◆ Task goal
Change every "column-header" to "table-header" in the entries from the very first one through the line with "page-title: 退单入库单(单据ID：2356) <box>15", and give those lines back with nothing else altered.

◆ The records
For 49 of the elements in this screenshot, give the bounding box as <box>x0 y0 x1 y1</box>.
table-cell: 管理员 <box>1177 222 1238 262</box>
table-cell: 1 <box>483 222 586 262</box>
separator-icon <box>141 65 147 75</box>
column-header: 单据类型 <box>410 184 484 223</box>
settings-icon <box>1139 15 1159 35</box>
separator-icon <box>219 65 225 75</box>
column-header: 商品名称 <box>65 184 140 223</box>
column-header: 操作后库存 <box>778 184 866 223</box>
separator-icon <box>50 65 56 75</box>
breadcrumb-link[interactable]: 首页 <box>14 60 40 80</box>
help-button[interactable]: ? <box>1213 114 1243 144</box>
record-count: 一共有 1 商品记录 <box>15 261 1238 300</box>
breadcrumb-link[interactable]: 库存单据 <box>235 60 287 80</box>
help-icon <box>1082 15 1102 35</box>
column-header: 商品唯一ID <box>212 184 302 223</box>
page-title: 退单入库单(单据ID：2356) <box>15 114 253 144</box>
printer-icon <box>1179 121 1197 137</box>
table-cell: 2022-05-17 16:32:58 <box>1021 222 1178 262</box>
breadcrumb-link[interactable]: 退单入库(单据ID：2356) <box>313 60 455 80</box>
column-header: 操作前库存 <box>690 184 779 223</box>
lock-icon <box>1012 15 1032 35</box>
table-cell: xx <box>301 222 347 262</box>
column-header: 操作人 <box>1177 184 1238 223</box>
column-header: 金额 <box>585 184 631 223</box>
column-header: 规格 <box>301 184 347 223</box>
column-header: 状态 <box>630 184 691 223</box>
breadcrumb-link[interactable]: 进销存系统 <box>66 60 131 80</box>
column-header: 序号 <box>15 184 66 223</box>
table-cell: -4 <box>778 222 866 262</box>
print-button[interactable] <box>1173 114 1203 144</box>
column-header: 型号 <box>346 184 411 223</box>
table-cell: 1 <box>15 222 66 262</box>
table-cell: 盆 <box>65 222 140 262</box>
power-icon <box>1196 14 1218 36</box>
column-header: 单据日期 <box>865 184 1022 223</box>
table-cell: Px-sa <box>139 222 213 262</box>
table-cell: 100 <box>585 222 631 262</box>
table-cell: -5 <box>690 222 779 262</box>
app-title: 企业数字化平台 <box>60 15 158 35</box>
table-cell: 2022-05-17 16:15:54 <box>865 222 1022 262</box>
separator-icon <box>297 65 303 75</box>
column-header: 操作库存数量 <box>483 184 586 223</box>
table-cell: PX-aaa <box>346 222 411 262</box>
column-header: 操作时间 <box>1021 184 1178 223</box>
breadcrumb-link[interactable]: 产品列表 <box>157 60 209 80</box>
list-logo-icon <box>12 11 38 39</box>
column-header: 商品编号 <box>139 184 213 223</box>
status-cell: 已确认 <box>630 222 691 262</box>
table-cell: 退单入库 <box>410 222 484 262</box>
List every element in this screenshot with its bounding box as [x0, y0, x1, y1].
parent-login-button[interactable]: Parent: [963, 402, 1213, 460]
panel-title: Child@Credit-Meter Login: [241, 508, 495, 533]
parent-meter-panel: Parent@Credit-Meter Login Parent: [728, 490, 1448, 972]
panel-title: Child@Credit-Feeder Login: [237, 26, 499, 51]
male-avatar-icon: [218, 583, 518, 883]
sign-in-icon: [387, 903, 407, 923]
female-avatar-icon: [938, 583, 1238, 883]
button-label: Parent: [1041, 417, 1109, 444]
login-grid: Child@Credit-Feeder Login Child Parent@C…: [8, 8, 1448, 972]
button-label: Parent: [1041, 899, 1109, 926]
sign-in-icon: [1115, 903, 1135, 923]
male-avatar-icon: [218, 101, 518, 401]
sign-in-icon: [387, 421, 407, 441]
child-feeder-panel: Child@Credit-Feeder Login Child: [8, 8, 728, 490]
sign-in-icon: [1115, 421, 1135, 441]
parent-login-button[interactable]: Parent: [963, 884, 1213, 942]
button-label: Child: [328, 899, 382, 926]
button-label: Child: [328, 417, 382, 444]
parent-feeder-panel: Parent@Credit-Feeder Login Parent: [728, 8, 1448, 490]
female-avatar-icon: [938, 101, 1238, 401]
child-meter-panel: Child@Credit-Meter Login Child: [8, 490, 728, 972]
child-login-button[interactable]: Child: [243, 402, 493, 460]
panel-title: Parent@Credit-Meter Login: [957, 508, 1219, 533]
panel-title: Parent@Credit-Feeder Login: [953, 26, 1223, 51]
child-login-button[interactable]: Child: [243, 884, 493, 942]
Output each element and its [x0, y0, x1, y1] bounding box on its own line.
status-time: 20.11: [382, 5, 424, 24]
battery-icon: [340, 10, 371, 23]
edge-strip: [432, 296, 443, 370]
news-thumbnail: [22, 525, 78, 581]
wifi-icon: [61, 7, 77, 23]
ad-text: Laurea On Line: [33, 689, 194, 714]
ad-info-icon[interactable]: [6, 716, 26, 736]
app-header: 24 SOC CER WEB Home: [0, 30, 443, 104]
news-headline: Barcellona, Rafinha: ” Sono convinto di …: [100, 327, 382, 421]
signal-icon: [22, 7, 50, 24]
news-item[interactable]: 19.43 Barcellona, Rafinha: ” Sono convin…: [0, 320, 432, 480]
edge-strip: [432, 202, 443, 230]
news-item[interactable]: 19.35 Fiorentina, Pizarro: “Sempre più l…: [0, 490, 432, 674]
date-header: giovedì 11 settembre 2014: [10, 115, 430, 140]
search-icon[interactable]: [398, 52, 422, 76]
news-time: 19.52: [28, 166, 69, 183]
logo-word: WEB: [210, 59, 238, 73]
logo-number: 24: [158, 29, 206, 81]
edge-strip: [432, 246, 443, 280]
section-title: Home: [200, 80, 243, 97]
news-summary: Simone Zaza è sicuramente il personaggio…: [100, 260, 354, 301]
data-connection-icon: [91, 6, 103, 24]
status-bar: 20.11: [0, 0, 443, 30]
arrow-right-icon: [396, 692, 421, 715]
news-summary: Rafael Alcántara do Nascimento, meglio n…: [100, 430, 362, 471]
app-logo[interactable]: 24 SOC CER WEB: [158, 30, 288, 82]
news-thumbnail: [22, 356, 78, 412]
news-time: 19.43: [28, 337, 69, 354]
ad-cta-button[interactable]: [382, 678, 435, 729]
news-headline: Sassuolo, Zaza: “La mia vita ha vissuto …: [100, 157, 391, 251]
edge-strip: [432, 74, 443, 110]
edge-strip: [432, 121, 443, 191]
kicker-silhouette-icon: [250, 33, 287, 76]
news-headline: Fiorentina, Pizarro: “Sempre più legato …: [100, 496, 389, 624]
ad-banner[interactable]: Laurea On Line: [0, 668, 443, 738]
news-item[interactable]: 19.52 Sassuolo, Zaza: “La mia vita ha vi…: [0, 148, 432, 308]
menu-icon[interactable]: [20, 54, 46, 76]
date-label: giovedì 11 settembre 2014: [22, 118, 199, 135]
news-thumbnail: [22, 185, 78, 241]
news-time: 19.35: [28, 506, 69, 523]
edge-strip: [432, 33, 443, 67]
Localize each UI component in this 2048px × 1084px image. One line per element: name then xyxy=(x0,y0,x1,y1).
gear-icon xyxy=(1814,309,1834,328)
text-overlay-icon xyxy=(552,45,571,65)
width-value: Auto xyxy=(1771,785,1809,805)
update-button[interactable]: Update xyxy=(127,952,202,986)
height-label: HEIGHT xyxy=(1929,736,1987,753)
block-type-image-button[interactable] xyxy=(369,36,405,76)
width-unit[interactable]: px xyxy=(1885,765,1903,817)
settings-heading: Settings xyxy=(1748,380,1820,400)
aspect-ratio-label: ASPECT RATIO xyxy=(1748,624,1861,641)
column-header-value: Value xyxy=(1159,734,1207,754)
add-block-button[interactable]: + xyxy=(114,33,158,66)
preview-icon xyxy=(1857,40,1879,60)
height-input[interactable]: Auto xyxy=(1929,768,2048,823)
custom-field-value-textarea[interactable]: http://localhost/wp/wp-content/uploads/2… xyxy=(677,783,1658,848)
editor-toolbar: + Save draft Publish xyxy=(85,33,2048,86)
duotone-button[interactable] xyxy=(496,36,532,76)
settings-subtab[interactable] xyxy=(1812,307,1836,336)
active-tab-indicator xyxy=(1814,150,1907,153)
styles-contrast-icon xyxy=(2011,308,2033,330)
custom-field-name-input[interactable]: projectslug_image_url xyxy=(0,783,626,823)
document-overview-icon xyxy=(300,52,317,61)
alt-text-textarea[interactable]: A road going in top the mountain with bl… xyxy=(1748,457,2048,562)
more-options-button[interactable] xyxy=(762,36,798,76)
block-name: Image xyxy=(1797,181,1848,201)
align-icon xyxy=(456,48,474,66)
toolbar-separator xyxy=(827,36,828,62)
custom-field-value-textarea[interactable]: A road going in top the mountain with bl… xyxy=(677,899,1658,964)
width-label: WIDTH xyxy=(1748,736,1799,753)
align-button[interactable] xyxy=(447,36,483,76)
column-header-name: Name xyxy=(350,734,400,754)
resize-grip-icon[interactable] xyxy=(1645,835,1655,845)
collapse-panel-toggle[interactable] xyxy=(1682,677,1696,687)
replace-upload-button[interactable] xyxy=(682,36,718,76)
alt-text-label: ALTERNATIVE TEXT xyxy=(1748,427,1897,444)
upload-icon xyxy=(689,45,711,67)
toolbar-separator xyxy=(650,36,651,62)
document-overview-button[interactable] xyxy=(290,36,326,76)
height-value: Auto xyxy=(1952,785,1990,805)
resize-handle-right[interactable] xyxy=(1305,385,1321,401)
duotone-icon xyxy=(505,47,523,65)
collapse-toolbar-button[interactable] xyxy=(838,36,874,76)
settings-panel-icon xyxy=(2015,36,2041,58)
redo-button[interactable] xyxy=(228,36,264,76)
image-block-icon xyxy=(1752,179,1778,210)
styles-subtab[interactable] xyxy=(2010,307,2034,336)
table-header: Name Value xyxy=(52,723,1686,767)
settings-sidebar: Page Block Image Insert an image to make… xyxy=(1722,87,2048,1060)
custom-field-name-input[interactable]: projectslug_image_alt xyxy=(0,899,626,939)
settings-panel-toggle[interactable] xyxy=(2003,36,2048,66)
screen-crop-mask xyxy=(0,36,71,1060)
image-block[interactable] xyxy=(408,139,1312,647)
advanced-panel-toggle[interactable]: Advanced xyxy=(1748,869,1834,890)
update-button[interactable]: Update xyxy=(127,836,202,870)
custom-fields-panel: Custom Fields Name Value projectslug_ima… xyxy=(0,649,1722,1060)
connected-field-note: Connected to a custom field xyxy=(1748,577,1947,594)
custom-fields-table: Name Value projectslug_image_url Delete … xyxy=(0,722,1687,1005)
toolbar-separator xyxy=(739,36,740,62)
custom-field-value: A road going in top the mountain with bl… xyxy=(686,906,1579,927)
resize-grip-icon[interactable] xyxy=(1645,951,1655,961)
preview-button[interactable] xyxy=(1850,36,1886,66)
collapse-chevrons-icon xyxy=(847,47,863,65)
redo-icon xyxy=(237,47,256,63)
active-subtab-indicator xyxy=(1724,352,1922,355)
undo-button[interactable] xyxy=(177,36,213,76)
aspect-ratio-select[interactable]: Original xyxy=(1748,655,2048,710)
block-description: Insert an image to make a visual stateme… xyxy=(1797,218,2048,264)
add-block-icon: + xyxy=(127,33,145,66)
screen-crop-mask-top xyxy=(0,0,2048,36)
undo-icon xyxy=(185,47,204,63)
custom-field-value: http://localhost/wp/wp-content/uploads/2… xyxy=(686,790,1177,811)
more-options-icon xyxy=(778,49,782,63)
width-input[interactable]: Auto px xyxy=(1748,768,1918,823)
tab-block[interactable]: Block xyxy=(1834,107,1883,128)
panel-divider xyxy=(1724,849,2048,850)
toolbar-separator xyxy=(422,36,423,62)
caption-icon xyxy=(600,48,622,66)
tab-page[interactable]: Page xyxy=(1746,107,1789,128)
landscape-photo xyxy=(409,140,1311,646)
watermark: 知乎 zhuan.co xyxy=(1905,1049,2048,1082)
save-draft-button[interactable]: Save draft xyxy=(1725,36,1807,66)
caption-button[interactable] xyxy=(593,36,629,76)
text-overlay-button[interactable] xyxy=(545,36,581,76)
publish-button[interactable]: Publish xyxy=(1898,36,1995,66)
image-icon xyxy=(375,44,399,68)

◆ Output of the exercise
For 49 of the elements in this screenshot, give the bounding box as <box>x0 y0 x1 y1</box>.
table-cell: 管理员 <box>1177 222 1238 262</box>
table-cell: 1 <box>483 222 586 262</box>
separator-icon <box>141 65 147 75</box>
table-header: 单据类型 <box>410 184 484 223</box>
settings-icon <box>1139 15 1159 35</box>
separator-icon <box>219 65 225 75</box>
table-header: 商品名称 <box>65 184 140 223</box>
table-header: 操作后库存 <box>778 184 866 223</box>
separator-icon <box>50 65 56 75</box>
breadcrumb-link[interactable]: 首页 <box>14 60 40 80</box>
help-button[interactable]: ? <box>1213 114 1243 144</box>
record-count: 一共有 1 商品记录 <box>15 261 1238 300</box>
breadcrumb-link[interactable]: 库存单据 <box>235 60 287 80</box>
help-icon <box>1082 15 1102 35</box>
table-header: 商品唯一ID <box>212 184 302 223</box>
page-title: 退单入库单(单据ID：2356) <box>15 114 253 144</box>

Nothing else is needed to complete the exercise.